## Begin
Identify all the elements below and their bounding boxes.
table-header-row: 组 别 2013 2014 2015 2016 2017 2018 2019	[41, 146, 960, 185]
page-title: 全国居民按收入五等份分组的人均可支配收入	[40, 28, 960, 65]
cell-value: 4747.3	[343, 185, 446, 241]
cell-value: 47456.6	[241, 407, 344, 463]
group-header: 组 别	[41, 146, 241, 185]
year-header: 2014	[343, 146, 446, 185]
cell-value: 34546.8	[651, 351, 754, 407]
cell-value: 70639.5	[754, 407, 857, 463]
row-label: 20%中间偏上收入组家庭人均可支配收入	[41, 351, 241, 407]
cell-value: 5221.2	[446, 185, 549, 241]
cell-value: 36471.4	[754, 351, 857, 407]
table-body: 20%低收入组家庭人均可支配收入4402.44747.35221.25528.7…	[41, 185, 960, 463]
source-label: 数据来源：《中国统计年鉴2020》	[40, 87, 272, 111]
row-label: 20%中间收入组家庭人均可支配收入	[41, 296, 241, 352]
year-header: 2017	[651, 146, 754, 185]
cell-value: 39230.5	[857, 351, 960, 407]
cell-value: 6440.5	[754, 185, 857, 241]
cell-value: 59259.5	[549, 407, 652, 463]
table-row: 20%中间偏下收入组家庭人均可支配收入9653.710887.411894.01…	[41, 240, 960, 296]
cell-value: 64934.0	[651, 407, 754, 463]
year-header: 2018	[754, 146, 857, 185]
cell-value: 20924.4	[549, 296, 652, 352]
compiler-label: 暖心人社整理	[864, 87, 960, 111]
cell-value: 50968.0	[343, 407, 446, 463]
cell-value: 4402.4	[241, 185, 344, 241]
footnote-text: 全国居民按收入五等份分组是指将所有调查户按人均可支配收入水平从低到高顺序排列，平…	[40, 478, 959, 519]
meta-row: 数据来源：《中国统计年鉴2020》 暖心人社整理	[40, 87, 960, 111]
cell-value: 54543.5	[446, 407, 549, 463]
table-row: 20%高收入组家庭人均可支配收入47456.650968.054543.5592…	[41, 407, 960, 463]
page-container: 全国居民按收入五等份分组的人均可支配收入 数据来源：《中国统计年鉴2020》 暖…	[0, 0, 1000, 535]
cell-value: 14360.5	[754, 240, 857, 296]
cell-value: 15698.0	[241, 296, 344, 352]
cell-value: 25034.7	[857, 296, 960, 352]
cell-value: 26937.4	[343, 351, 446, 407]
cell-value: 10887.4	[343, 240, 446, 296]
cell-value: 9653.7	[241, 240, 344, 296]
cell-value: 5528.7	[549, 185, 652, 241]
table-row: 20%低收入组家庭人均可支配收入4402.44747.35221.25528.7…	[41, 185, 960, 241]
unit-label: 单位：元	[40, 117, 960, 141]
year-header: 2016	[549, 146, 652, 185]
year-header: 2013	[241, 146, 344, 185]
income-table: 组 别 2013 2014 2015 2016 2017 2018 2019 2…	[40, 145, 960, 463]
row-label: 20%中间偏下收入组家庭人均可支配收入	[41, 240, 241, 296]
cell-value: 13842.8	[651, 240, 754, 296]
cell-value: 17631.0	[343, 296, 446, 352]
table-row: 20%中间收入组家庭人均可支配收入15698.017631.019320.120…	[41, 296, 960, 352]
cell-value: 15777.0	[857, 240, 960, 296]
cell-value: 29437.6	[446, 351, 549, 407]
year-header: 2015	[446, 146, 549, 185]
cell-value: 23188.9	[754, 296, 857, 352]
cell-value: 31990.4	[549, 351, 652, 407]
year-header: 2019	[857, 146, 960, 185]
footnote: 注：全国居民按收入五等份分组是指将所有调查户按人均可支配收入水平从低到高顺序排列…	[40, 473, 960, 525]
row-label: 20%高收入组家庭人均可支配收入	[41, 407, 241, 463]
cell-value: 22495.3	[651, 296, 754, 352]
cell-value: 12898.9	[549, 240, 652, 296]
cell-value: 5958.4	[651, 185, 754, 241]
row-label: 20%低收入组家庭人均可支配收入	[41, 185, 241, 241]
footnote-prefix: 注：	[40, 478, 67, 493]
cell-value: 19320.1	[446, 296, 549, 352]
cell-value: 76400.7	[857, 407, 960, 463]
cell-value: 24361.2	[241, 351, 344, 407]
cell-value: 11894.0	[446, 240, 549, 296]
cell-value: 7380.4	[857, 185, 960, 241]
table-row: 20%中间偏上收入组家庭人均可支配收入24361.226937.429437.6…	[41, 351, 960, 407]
## End
Goal:
Reproduce the material above line for line, changing no character.

Solution to the exercise:
Identify all the elements below and their bounding boxes.
table-header-row: 组 别 2013 2014 2015 2016 2017 2018 2019	[41, 146, 960, 185]
page-title: 全国居民按收入五等份分组的人均可支配收入	[40, 28, 960, 65]
cell-value: 4747.3	[343, 185, 446, 241]
cell-value: 47456.6	[241, 407, 344, 463]
group-header: 组 别	[41, 146, 241, 185]
year-header: 2014	[343, 146, 446, 185]
cell-value: 34546.8	[651, 351, 754, 407]
cell-value: 70639.5	[754, 407, 857, 463]
row-label: 20%中间偏上收入组家庭人均可支配收入	[41, 351, 241, 407]
cell-value: 5221.2	[446, 185, 549, 241]
cell-value: 36471.4	[754, 351, 857, 407]
table-body: 20%低收入组家庭人均可支配收入4402.44747.35221.25528.7…	[41, 185, 960, 463]
source-label: 数据来源：《中国统计年鉴2020》	[40, 87, 272, 111]
row-label: 20%中间收入组家庭人均可支配收入	[41, 296, 241, 352]
year-header: 2017	[651, 146, 754, 185]
cell-value: 39230.5	[857, 351, 960, 407]
cell-value: 6440.5	[754, 185, 857, 241]
cell-value: 59259.5	[549, 407, 652, 463]
table-row: 20%中间偏下收入组家庭人均可支配收入9653.710887.411894.01…	[41, 240, 960, 296]
cell-value: 64934.0	[651, 407, 754, 463]
year-header: 2018	[754, 146, 857, 185]
cell-value: 20924.4	[549, 296, 652, 352]
compiler-label: 暖心人社整理	[864, 87, 960, 111]
cell-value: 50968.0	[343, 407, 446, 463]
cell-value: 4402.4	[241, 185, 344, 241]
footnote-text: 全国居民按收入五等份分组是指将所有调查户按人均可支配收入水平从低到高顺序排列，平…	[40, 478, 959, 519]
meta-row: 数据来源：《中国统计年鉴2020》 暖心人社整理	[40, 87, 960, 111]
cell-value: 54543.5	[446, 407, 549, 463]
table-row: 20%高收入组家庭人均可支配收入47456.650968.054543.5592…	[41, 407, 960, 463]
page-container: 全国居民按收入五等份分组的人均可支配收入 数据来源：《中国统计年鉴2020》 暖…	[0, 0, 1000, 535]
cell-value: 14360.5	[754, 240, 857, 296]
cell-value: 15698.0	[241, 296, 344, 352]
cell-value: 25034.7	[857, 296, 960, 352]
cell-value: 26937.4	[343, 351, 446, 407]
cell-value: 10887.4	[343, 240, 446, 296]
cell-value: 9653.7	[241, 240, 344, 296]
cell-value: 5528.7	[549, 185, 652, 241]
table-row: 20%低收入组家庭人均可支配收入4402.44747.35221.25528.7…	[41, 185, 960, 241]
unit-label: 单位：元	[40, 117, 960, 141]
year-header: 2016	[549, 146, 652, 185]
year-header: 2013	[241, 146, 344, 185]
income-table: 组 别 2013 2014 2015 2016 2017 2018 2019 2…	[40, 145, 960, 463]
row-label: 20%中间偏下收入组家庭人均可支配收入	[41, 240, 241, 296]
cell-value: 13842.8	[651, 240, 754, 296]
cell-value: 17631.0	[343, 296, 446, 352]
table-row: 20%中间收入组家庭人均可支配收入15698.017631.019320.120…	[41, 296, 960, 352]
cell-value: 15777.0	[857, 240, 960, 296]
cell-value: 29437.6	[446, 351, 549, 407]
year-header: 2015	[446, 146, 549, 185]
cell-value: 23188.9	[754, 296, 857, 352]
cell-value: 31990.4	[549, 351, 652, 407]
year-header: 2019	[857, 146, 960, 185]
footnote: 注：全国居民按收入五等份分组是指将所有调查户按人均可支配收入水平从低到高顺序排列…	[40, 473, 960, 525]
row-label: 20%高收入组家庭人均可支配收入	[41, 407, 241, 463]
cell-value: 22495.3	[651, 296, 754, 352]
cell-value: 12898.9	[549, 240, 652, 296]
cell-value: 5958.4	[651, 185, 754, 241]
row-label: 20%低收入组家庭人均可支配收入	[41, 185, 241, 241]
footnote-prefix: 注：	[40, 478, 67, 493]
cell-value: 19320.1	[446, 296, 549, 352]
cell-value: 76400.7	[857, 407, 960, 463]
cell-value: 24361.2	[241, 351, 344, 407]
cell-value: 11894.0	[446, 240, 549, 296]
cell-value: 7380.4	[857, 185, 960, 241]
table-row: 20%中间偏上收入组家庭人均可支配收入24361.226937.429437.6…	[41, 351, 960, 407]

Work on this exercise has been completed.